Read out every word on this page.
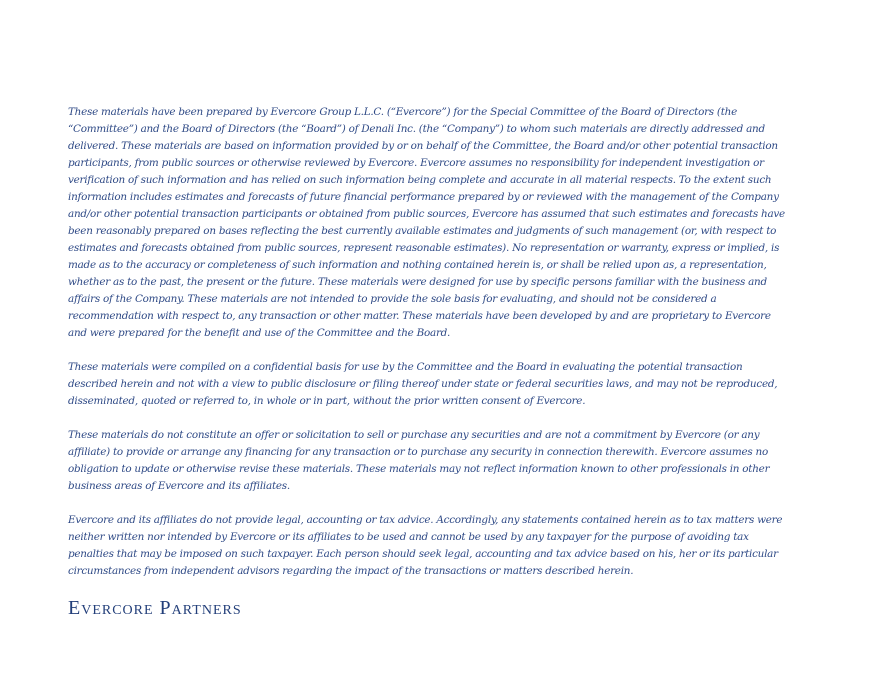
These materials have been prepared by Evercore Group L.L.C. (“Evercore”) for the Special Committee of the Board of Directors (the “Committee”) and the Board of Directors (the “Board”) of Denali Inc. (the “Company”) to whom such materials are directly addressed and delivered. These materials are based on information provided by or on behalf of the Committee, the Board and/or other potential transaction participants, from public sources or otherwise reviewed by Evercore. Evercore assumes no responsibility for independent investigation or verification of such information and has relied on such information being complete and accurate in all material respects. To the extent such information includes estimates and forecasts of future financial performance prepared by or reviewed with the management of the Company and/or other potential transaction participants or obtained from public sources, Evercore has assumed that such estimates and forecasts have been reasonably prepared on bases reflecting the best currently available estimates and judgments of such management (or, with respect to estimates and forecasts obtained from public sources, represent reasonable estimates). No representation or warranty, express or implied, is made as to the accuracy or completeness of such information and nothing contained herein is, or shall be relied upon as, a representation, whether as to the past, the present or the future. These materials were designed for use by specific persons familiar with the business and affairs of the Company. These materials are not intended to provide the sole basis for evaluating, and should not be considered a recommendation with respect to, any transaction or other matter. These materials have been developed by and are proprietary to Evercore and were prepared for the benefit and use of the Committee and the Board.

These materials were compiled on a confidential basis for use by the Committee and the Board in evaluating the potential transaction described herein and not with a view to public disclosure or filing thereof under state or federal securities laws, and may not be reproduced, disseminated, quoted or referred to, in whole or in part, without the prior written consent of Evercore.

These materials do not constitute an offer or solicitation to sell or purchase any securities and are not a commitment by Evercore (or any affiliate) to provide or arrange any financing for any transaction or to purchase any security in connection therewith. Evercore assumes no obligation to update or otherwise revise these materials. These materials may not reflect information known to other professionals in other business areas of Evercore and its affiliates.

Evercore and its affiliates do not provide legal, accounting or tax advice. Accordingly, any statements contained herein as to tax matters were neither written nor intended by Evercore or its affiliates to be used and cannot be used by any taxpayer for the purpose of avoiding tax penalties that may be imposed on such taxpayer. Each person should seek legal, accounting and tax advice based on his, her or its particular circumstances from independent advisors regarding the impact of the transactions or matters described herein.

Evercore Partners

# # # # # # #

Task instructions: Leave out the pictures and copy the rest of the material above exactly.

Written answer:
Read out every word on this page.
These materials have been prepared by Evercore Group L.L.C. (“Evercore”) for the Special Committee of the Board of Directors (the “Committee”) and the Board of Directors (the “Board”) of Denali Inc. (the “Company”) to whom such materials are directly addressed and delivered. These materials are based on information provided by or on behalf of the Committee, the Board and/or other potential transaction participants, from public sources or otherwise reviewed by Evercore. Evercore assumes no responsibility for independent investigation or verification of such information and has relied on such information being complete and accurate in all material respects. To the extent such information includes estimates and forecasts of future financial performance prepared by or reviewed with the management of the Company and/or other potential transaction participants or obtained from public sources, Evercore has assumed that such estimates and forecasts have been reasonably prepared on bases reflecting the best currently available estimates and judgments of such management (or, with respect to estimates and forecasts obtained from public sources, represent reasonable estimates). No representation or warranty, express or implied, is made as to the accuracy or completeness of such information and nothing contained herein is, or shall be relied upon as, a representation, whether as to the past, the present or the future. These materials were designed for use by specific persons familiar with the business and affairs of the Company. These materials are not intended to provide the sole basis for evaluating, and should not be considered a recommendation with respect to, any transaction or other matter. These materials have been developed by and are proprietary to Evercore and were prepared for the benefit and use of the Committee and the Board.

These materials were compiled on a confidential basis for use by the Committee and the Board in evaluating the potential transaction described herein and not with a view to public disclosure or filing thereof under state or federal securities laws, and may not be reproduced, disseminated, quoted or referred to, in whole or in part, without the prior written consent of Evercore.

These materials do not constitute an offer or solicitation to sell or purchase any securities and are not a commitment by Evercore (or any affiliate) to provide or arrange any financing for any transaction or to purchase any security in connection therewith. Evercore assumes no obligation to update or otherwise revise these materials. These materials may not reflect information known to other professionals in other business areas of Evercore and its affiliates.

Evercore and its affiliates do not provide legal, accounting or tax advice. Accordingly, any statements contained herein as to tax matters were neither written nor intended by Evercore or its affiliates to be used and cannot be used by any taxpayer for the purpose of avoiding tax penalties that may be imposed on such taxpayer. Each person should seek legal, accounting and tax advice based on his, her or its particular circumstances from independent advisors regarding the impact of the transactions or matters described herein.

Evercore Partners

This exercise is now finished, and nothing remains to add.